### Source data
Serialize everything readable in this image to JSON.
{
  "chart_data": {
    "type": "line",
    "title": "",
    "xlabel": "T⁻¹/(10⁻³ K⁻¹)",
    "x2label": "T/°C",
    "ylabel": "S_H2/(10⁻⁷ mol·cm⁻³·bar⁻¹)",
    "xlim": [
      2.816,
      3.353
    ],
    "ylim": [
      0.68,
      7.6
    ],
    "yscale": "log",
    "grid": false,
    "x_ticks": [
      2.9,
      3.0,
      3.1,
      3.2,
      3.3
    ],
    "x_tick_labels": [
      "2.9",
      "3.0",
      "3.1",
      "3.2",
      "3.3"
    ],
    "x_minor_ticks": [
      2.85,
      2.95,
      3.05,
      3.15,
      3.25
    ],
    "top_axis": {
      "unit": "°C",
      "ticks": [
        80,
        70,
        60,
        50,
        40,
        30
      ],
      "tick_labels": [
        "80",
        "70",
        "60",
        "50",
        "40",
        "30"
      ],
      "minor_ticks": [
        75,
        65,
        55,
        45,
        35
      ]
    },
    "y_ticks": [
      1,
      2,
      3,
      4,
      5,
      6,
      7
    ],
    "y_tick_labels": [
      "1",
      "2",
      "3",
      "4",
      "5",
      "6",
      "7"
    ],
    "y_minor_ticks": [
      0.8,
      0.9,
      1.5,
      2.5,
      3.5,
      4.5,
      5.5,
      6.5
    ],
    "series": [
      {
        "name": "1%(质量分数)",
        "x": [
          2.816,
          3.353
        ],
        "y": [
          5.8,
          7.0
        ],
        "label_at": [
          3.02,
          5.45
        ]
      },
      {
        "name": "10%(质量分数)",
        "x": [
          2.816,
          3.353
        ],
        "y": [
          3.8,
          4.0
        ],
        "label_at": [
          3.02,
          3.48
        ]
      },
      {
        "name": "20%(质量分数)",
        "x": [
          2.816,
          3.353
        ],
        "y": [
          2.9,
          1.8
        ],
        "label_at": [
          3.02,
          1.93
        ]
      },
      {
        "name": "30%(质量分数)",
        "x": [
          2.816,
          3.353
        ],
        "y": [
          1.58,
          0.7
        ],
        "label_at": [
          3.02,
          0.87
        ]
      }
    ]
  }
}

### The exercise
Transcribe all entries exactly as they are given.

### Written response
Serialize everything readable in this image to JSON.
{
  "chart_data": {
    "type": "line",
    "title": "",
    "xlabel": "T⁻¹/(10⁻³ K⁻¹)",
    "x2label": "T/°C",
    "ylabel": "S_H2/(10⁻⁷ mol·cm⁻³·bar⁻¹)",
    "xlim": [
      2.816,
      3.353
    ],
    "ylim": [
      0.68,
      7.6
    ],
    "yscale": "log",
    "grid": false,
    "x_ticks": [
      2.9,
      3.0,
      3.1,
      3.2,
      3.3
    ],
    "x_tick_labels": [
      "2.9",
      "3.0",
      "3.1",
      "3.2",
      "3.3"
    ],
    "x_minor_ticks": [
      2.85,
      2.95,
      3.05,
      3.15,
      3.25
    ],
    "top_axis": {
      "unit": "°C",
      "ticks": [
        80,
        70,
        60,
        50,
        40,
        30
      ],
      "tick_labels": [
        "80",
        "70",
        "60",
        "50",
        "40",
        "30"
      ],
      "minor_ticks": [
        75,
        65,
        55,
        45,
        35
      ]
    },
    "y_ticks": [
      1,
      2,
      3,
      4,
      5,
      6,
      7
    ],
    "y_tick_labels": [
      "1",
      "2",
      "3",
      "4",
      "5",
      "6",
      "7"
    ],
    "y_minor_ticks": [
      0.8,
      0.9,
      1.5,
      2.5,
      3.5,
      4.5,
      5.5,
      6.5
    ],
    "series": [
      {
        "name": "1%(质量分数)",
        "x": [
          2.816,
          3.353
        ],
        "y": [
          5.8,
          7.0
        ],
        "label_at": [
          3.02,
          5.45
        ]
      },
      {
        "name": "10%(质量分数)",
        "x": [
          2.816,
          3.353
        ],
        "y": [
          3.8,
          4.0
        ],
        "label_at": [
          3.02,
          3.48
        ]
      },
      {
        "name": "20%(质量分数)",
        "x": [
          2.816,
          3.353
        ],
        "y": [
          2.9,
          1.8
        ],
        "label_at": [
          3.02,
          1.93
        ]
      },
      {
        "name": "30%(质量分数)",
        "x": [
          2.816,
          3.353
        ],
        "y": [
          1.58,
          0.7
        ],
        "label_at": [
          3.02,
          0.87
        ]
      }
    ]
  }
}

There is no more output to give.